* _Given task_
Format the data below, from its first line up to and including the line that contains "chart-tooltip: Cumulative to", as a Markdown table with the columns Row and Data line. Number each row and omit any blank lines.

-- BEGIN --

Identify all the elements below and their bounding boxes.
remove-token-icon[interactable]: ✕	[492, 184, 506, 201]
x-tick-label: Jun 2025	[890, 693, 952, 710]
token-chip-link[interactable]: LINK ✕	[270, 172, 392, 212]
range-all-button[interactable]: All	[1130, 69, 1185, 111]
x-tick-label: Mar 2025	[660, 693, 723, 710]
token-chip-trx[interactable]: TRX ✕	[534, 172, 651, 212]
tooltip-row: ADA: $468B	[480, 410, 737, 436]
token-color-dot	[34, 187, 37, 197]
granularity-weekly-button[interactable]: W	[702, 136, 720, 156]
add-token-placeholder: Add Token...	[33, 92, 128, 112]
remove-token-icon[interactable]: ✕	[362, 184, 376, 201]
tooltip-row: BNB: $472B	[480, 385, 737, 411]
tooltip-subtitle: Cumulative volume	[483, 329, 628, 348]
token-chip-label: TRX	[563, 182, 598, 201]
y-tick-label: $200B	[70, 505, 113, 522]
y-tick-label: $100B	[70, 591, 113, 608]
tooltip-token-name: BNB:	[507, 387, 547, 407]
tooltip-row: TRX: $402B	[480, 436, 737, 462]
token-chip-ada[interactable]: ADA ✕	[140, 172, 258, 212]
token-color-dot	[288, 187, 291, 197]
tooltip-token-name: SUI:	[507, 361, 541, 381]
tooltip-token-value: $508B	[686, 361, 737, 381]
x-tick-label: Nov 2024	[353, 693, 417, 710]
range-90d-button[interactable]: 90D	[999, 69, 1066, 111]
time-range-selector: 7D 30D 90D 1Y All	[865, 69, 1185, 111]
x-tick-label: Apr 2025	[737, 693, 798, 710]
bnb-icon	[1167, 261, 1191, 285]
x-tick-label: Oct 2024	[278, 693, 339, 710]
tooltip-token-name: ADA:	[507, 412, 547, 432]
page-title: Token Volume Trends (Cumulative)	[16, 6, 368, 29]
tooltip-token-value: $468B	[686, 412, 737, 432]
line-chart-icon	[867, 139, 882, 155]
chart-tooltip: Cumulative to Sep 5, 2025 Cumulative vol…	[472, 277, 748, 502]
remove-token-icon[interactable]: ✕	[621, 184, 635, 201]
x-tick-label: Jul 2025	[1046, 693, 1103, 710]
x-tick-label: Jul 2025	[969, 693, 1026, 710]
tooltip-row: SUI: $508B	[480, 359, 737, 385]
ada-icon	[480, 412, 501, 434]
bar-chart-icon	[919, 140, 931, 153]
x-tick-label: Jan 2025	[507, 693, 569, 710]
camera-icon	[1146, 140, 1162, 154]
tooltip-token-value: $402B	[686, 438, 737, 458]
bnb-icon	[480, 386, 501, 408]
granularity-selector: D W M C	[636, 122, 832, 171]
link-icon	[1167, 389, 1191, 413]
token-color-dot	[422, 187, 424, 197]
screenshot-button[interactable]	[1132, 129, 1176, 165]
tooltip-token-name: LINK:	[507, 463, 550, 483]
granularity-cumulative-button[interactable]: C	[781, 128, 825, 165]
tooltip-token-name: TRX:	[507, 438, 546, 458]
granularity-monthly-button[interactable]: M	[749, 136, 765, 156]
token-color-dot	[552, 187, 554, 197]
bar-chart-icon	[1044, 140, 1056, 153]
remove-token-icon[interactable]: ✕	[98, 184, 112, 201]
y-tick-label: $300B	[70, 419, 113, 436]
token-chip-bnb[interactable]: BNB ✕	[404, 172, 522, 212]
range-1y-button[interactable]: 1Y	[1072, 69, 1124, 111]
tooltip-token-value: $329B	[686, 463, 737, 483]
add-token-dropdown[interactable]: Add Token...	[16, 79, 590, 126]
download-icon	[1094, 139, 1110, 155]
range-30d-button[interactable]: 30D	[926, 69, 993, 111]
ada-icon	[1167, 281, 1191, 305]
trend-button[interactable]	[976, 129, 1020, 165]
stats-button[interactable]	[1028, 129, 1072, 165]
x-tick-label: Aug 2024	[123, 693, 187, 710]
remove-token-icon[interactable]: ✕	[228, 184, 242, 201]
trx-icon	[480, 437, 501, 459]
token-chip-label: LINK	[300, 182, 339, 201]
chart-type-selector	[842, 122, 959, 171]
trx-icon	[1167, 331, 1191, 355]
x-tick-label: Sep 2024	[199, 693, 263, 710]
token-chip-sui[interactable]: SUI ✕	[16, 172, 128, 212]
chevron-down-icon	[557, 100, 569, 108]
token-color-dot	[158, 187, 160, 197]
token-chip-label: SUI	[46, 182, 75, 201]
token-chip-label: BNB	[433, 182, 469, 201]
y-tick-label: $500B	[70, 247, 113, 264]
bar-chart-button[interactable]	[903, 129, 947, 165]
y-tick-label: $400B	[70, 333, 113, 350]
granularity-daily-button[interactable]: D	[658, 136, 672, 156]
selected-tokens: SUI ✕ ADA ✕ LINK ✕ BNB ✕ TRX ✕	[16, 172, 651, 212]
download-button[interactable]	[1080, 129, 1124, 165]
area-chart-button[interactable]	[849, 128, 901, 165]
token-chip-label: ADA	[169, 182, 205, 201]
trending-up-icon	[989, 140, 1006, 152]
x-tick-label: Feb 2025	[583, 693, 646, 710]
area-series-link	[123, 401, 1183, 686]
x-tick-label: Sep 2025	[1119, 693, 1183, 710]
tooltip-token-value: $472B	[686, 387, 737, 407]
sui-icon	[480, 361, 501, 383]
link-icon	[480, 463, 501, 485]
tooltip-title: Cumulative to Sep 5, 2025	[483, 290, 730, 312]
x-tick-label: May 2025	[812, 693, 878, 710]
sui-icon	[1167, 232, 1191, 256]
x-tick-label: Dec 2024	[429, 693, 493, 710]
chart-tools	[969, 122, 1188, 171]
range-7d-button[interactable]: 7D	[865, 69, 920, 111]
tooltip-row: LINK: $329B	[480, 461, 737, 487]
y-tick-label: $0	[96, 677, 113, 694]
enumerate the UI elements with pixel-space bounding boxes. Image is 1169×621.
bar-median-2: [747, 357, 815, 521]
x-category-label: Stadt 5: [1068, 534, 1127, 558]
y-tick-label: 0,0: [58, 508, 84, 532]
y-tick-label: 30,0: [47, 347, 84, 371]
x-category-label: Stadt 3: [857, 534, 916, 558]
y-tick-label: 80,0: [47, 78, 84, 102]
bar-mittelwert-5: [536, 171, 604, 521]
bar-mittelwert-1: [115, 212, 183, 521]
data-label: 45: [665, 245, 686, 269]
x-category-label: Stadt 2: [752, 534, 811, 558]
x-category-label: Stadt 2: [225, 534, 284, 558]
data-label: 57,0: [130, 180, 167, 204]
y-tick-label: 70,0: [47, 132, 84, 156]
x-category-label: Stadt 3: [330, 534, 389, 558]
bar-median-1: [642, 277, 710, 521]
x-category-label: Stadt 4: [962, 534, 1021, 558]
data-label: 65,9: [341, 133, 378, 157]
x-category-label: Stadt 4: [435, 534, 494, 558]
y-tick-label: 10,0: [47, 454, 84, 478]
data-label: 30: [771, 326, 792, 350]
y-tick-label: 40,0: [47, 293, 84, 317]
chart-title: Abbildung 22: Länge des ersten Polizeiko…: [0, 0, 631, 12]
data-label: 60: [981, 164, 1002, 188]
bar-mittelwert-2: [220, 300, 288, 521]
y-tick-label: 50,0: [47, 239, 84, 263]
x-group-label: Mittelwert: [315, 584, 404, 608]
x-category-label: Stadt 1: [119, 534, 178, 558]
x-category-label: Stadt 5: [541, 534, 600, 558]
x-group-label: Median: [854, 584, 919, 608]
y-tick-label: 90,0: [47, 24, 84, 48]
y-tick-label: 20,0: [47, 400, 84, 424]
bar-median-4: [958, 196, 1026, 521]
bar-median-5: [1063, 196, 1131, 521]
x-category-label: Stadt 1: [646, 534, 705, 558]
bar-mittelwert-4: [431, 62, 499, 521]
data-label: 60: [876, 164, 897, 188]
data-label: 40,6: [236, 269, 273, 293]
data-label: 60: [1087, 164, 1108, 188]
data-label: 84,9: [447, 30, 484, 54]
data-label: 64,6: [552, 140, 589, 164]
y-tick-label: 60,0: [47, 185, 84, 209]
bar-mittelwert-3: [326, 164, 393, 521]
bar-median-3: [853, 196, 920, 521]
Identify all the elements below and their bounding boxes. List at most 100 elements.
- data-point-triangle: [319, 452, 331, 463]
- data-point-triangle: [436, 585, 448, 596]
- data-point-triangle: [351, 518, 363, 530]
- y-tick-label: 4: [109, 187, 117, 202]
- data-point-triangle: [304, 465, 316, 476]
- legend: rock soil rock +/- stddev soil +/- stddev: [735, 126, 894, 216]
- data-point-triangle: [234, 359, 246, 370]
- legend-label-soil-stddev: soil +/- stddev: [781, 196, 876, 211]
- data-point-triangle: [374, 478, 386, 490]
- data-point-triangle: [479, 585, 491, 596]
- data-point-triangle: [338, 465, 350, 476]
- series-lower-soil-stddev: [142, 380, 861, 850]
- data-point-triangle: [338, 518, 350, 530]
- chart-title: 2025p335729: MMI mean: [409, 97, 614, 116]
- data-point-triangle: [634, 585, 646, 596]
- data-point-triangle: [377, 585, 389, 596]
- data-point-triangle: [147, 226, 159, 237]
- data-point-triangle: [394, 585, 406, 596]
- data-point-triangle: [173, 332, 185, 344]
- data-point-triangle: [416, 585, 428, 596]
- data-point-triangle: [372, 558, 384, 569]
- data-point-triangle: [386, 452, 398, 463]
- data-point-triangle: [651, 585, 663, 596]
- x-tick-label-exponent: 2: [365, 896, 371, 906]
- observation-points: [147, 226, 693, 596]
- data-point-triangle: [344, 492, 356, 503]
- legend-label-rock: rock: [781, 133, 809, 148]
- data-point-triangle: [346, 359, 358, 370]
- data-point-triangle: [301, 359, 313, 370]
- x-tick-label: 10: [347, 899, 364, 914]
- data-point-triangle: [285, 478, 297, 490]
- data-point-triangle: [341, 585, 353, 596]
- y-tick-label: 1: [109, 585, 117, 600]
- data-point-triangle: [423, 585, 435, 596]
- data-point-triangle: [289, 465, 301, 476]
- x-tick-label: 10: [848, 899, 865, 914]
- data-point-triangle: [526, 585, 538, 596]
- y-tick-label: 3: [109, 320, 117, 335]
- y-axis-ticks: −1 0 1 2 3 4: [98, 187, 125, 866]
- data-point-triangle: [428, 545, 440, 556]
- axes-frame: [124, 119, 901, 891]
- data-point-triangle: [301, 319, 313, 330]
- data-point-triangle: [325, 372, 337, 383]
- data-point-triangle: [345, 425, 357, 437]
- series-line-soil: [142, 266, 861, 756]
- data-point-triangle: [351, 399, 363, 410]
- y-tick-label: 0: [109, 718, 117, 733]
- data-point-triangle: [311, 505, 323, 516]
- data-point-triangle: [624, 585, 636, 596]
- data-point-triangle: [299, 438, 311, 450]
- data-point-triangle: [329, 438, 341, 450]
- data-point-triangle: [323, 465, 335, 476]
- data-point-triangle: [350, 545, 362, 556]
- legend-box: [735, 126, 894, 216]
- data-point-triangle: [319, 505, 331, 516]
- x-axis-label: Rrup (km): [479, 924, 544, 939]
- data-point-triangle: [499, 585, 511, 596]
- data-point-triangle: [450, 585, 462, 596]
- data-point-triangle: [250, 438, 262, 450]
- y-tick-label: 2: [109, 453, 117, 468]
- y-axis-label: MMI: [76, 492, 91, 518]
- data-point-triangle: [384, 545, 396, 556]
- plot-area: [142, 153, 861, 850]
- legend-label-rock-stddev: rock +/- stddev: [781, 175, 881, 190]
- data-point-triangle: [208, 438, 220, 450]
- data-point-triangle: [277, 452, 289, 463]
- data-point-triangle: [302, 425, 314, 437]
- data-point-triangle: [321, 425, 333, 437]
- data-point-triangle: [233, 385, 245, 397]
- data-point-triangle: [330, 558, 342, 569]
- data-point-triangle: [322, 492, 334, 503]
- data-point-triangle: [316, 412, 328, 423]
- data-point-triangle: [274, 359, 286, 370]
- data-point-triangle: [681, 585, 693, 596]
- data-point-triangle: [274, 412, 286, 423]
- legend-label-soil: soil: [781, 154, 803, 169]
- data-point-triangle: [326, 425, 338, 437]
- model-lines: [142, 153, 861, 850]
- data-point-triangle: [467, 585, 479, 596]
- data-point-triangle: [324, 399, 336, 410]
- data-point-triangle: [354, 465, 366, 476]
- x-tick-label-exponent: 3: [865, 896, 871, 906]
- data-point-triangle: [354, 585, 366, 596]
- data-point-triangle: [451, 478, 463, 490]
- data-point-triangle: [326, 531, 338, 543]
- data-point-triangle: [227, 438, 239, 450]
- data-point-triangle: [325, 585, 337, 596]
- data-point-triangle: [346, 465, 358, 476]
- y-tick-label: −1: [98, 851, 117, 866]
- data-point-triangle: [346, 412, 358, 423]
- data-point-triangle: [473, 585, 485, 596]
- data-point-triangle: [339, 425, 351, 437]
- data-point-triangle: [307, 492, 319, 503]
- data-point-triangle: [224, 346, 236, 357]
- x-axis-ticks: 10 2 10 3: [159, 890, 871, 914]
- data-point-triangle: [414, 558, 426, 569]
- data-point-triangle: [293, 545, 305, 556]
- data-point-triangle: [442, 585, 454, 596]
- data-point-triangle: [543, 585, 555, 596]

-- END --

* _Exercise response_
| Row | Data line |
|---|---|
| 1 | Identify all the elements below and their bounding boxes. |
| 2 | remove-token-icon[interactable]: ✕	[492, 184, 506, 201] |
| 3 | x-tick-label: Jun 2025	[890, 693, 952, 710] |
| 4 | token-chip-link[interactable]: LINK ✕	[270, 172, 392, 212] |
| 5 | range-all-button[interactable]: All	[1130, 69, 1185, 111] |
| 6 | x-tick-label: Mar 2025	[660, 693, 723, 710] |
| 7 | token-chip-trx[interactable]: TRX ✕	[534, 172, 651, 212] |
| 8 | tooltip-row: ADA: $468B	[480, 410, 737, 436] |
| 9 | token-color-dot	[34, 187, 37, 197] |
| 10 | granularity-weekly-button[interactable]: W	[702, 136, 720, 156] |
| 11 | add-token-placeholder: Add Token...	[33, 92, 128, 112] |
| 12 | remove-token-icon[interactable]: ✕	[362, 184, 376, 201] |
| 13 | tooltip-row: BNB: $472B	[480, 385, 737, 411] |
| 14 | tooltip-subtitle: Cumulative volume	[483, 329, 628, 348] |
| 15 | token-chip-label: TRX	[563, 182, 598, 201] |
| 16 | y-tick-label: $200B	[70, 505, 113, 522] |
| 17 | y-tick-label: $100B	[70, 591, 113, 608] |
| 18 | tooltip-token-name: BNB:	[507, 387, 547, 407] |
| 19 | tooltip-row: TRX: $402B	[480, 436, 737, 462] |
| 20 | token-chip-ada[interactable]: ADA ✕	[140, 172, 258, 212] |
| 21 | token-color-dot	[288, 187, 291, 197] |
| 22 | tooltip-token-name: SUI:	[507, 361, 541, 381] |
| 23 | tooltip-token-value: $508B	[686, 361, 737, 381] |
| 24 | x-tick-label: Nov 2024	[353, 693, 417, 710] |
| 25 | range-90d-button[interactable]: 90D	[999, 69, 1066, 111] |
| 26 | time-range-selector: 7D 30D 90D 1Y All	[865, 69, 1185, 111] |
| 27 | x-tick-label: Apr 2025	[737, 693, 798, 710] |
| 28 | bnb-icon	[1167, 261, 1191, 285] |
| 29 | x-tick-label: Oct 2024	[278, 693, 339, 710] |
| 30 | tooltip-token-name: ADA:	[507, 412, 547, 432] |
| 31 | page-title: Token Volume Trends (Cumulative)	[16, 6, 368, 29] |
| 32 | tooltip-token-value: $468B	[686, 412, 737, 432] |
| 33 | line-chart-icon	[867, 139, 882, 155] |
| 34 | chart-tooltip: Cumulative to Sep 5, 2025 Cumulative vol…	[472, 277, 748, 502] |